Transcreva todas as entradas abaixo, reproduzindo cada linha sem nenhuma alteração.

○ ○ ○ ○ ○ ○ ○

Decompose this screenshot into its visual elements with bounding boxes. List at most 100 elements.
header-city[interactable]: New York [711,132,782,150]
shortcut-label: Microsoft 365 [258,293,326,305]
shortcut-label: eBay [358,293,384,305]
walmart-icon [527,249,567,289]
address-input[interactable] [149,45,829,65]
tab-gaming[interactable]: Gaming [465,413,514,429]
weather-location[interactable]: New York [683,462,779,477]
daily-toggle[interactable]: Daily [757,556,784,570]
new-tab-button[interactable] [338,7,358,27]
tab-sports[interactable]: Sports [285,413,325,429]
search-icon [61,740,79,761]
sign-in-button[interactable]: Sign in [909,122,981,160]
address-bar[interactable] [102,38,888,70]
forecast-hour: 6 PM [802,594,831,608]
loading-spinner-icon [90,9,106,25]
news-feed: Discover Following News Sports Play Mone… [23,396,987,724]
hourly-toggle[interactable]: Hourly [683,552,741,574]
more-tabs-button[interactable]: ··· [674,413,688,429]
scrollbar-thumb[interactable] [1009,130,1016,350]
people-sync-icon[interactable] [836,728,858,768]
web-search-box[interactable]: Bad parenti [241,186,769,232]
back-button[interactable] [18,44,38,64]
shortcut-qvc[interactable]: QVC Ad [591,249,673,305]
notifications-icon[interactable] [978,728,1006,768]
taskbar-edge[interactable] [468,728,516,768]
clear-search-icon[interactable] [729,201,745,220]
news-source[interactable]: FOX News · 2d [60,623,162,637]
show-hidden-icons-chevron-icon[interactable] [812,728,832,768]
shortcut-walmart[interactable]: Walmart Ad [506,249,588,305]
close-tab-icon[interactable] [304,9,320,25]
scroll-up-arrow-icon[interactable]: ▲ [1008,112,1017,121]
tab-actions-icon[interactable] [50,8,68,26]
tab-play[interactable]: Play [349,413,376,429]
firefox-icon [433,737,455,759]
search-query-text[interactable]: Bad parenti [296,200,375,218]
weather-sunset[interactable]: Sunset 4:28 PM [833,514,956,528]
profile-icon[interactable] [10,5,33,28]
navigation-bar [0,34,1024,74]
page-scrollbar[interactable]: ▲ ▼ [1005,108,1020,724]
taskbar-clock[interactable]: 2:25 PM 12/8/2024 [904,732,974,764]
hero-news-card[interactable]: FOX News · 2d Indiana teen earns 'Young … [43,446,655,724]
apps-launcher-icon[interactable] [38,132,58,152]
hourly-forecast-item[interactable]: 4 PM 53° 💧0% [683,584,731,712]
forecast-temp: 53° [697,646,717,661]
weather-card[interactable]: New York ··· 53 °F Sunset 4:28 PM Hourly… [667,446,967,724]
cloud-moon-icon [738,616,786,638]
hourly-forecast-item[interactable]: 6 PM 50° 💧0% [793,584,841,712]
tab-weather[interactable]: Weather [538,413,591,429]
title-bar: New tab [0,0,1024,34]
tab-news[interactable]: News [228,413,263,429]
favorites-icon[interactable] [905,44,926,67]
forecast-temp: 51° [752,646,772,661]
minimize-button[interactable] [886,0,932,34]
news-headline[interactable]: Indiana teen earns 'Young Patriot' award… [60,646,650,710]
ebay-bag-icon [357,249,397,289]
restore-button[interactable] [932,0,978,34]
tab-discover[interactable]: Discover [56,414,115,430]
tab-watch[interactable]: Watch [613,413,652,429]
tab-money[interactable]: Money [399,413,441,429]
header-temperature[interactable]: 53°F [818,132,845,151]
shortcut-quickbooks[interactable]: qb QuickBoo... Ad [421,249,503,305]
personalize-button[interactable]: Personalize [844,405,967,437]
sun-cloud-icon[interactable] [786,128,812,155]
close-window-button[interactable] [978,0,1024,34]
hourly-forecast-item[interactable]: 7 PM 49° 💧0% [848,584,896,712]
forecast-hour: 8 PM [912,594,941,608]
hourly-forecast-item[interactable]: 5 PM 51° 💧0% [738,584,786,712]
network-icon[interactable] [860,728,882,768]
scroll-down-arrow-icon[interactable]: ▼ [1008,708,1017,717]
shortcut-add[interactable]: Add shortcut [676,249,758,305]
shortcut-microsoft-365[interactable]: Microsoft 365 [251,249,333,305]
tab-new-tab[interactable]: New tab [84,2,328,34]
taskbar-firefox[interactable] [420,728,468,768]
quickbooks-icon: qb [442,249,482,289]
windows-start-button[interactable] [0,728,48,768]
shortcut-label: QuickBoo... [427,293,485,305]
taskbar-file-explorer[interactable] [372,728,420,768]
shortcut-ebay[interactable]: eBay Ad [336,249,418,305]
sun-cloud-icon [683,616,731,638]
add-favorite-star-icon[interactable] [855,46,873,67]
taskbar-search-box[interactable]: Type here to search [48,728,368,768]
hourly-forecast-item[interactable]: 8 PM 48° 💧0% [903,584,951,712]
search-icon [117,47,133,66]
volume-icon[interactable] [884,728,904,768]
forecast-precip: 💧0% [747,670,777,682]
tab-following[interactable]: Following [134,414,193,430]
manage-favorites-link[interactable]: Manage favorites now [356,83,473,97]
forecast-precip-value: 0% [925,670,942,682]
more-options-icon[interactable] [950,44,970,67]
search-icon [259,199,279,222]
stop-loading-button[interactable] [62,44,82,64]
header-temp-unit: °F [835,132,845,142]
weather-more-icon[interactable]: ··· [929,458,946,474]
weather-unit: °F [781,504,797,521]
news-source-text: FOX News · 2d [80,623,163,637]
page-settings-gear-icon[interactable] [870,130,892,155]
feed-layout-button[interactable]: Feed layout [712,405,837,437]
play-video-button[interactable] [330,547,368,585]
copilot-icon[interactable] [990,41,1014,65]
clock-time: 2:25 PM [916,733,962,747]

○ ○ ○ ○ ○ ○ ○

§ RESPOSTA AO EXERCÍCIO
Decompose this screenshot into its visual elements with bounding boxes. List at most 100 elements.
header-city[interactable]: New York [711,132,782,150]
shortcut-label: Microsoft 365 [258,293,326,305]
shortcut-label: eBay [358,293,384,305]
walmart-icon [527,249,567,289]
address-input[interactable] [149,45,829,65]
tab-gaming[interactable]: Gaming [465,413,514,429]
weather-location[interactable]: New York [683,462,779,477]
daily-toggle[interactable]: Daily [757,556,784,570]
new-tab-button[interactable] [338,7,358,27]
tab-sports[interactable]: Sports [285,413,325,429]
search-icon [61,740,79,761]
sign-in-button[interactable]: Sign in [909,122,981,160]
address-bar[interactable] [102,38,888,70]
forecast-hour: 6 PM [802,594,831,608]
loading-spinner-icon [90,9,106,25]
news-feed: Discover Following News Sports Play Mone… [23,396,987,724]
hourly-toggle[interactable]: Hourly [683,552,741,574]
more-tabs-button[interactable]: ··· [674,413,688,429]
scrollbar-thumb[interactable] [1009,130,1016,350]
people-sync-icon[interactable] [836,728,858,768]
web-search-box[interactable]: Bad parenti [241,186,769,232]
back-button[interactable] [18,44,38,64]
shortcut-qvc[interactable]: QVC Ad [591,249,673,305]
notifications-icon[interactable] [978,728,1006,768]
taskbar-edge[interactable] [468,728,516,768]
clear-search-icon[interactable] [729,201,745,220]
news-source[interactable]: FOX News · 2d [60,623,162,637]
show-hidden-icons-chevron-icon[interactable] [812,728,832,768]
shortcut-walmart[interactable]: Walmart Ad [506,249,588,305]
close-tab-icon[interactable] [304,9,320,25]
scroll-up-arrow-icon[interactable]: ▲ [1008,112,1017,121]
tab-actions-icon[interactable] [50,8,68,26]
tab-play[interactable]: Play [349,413,376,429]
firefox-icon [433,737,455,759]
search-query-text[interactable]: Bad parenti [296,200,375,218]
weather-sunset[interactable]: Sunset 4:28 PM [833,514,956,528]
profile-icon[interactable] [10,5,33,28]
navigation-bar [0,34,1024,74]
page-scrollbar[interactable]: ▲ ▼ [1005,108,1020,724]
taskbar-clock[interactable]: 2:25 PM 12/8/2024 [904,732,974,764]
hero-news-card[interactable]: FOX News · 2d Indiana teen earns 'Young … [43,446,655,724]
apps-launcher-icon[interactable] [38,132,58,152]
hourly-forecast-item[interactable]: 4 PM 53° 💧0% [683,584,731,712]
forecast-temp: 53° [697,646,717,661]
weather-card[interactable]: New York ··· 53 °F Sunset 4:28 PM Hourly… [667,446,967,724]
cloud-moon-icon [738,616,786,638]
hourly-forecast-item[interactable]: 6 PM 50° 💧0% [793,584,841,712]
tab-weather[interactable]: Weather [538,413,591,429]
title-bar: New tab [0,0,1024,34]
tab-news[interactable]: News [228,413,263,429]
favorites-icon[interactable] [905,44,926,67]
forecast-temp: 51° [752,646,772,661]
minimize-button[interactable] [886,0,932,34]
news-headline[interactable]: Indiana teen earns 'Young Patriot' award… [60,646,650,710]
ebay-bag-icon [357,249,397,289]
restore-button[interactable] [932,0,978,34]
tab-discover[interactable]: Discover [56,414,115,430]
tab-watch[interactable]: Watch [613,413,652,429]
tab-money[interactable]: Money [399,413,441,429]
header-temperature[interactable]: 53°F [818,132,845,151]
shortcut-quickbooks[interactable]: qb QuickBoo... Ad [421,249,503,305]
personalize-button[interactable]: Personalize [844,405,967,437]
sun-cloud-icon[interactable] [786,128,812,155]
close-window-button[interactable] [978,0,1024,34]
hourly-forecast-item[interactable]: 7 PM 49° 💧0% [848,584,896,712]
forecast-hour: 8 PM [912,594,941,608]
hourly-forecast-item[interactable]: 5 PM 51° 💧0% [738,584,786,712]
network-icon[interactable] [860,728,882,768]
scroll-down-arrow-icon[interactable]: ▼ [1008,708,1017,717]
shortcut-add[interactable]: Add shortcut [676,249,758,305]
shortcut-microsoft-365[interactable]: Microsoft 365 [251,249,333,305]
tab-new-tab[interactable]: New tab [84,2,328,34]
taskbar-firefox[interactable] [420,728,468,768]
quickbooks-icon: qb [442,249,482,289]
windows-start-button[interactable] [0,728,48,768]
shortcut-label: QuickBoo... [427,293,485,305]
taskbar-file-explorer[interactable] [372,728,420,768]
shortcut-ebay[interactable]: eBay Ad [336,249,418,305]
sun-cloud-icon [683,616,731,638]
add-favorite-star-icon[interactable] [855,46,873,67]
taskbar-search-box[interactable]: Type here to search [48,728,368,768]
hourly-forecast-item[interactable]: 8 PM 48° 💧0% [903,584,951,712]
search-icon [117,47,133,66]
volume-icon[interactable] [884,728,904,768]
forecast-precip: 💧0% [747,670,777,682]
tab-following[interactable]: Following [134,414,193,430]
manage-favorites-link[interactable]: Manage favorites now [356,83,473,97]
forecast-precip-value: 0% [925,670,942,682]
more-options-icon[interactable] [950,44,970,67]
search-icon [259,199,279,222]
stop-loading-button[interactable] [62,44,82,64]
header-temp-unit: °F [835,132,845,142]
weather-more-icon[interactable]: ··· [929,458,946,474]
weather-unit: °F [781,504,797,521]
news-source-text: FOX News · 2d [80,623,163,637]
page-settings-gear-icon[interactable] [870,130,892,155]
feed-layout-button[interactable]: Feed layout [712,405,837,437]
play-video-button[interactable] [330,547,368,585]
copilot-icon[interactable] [990,41,1014,65]
clock-time: 2:25 PM [916,733,962,747]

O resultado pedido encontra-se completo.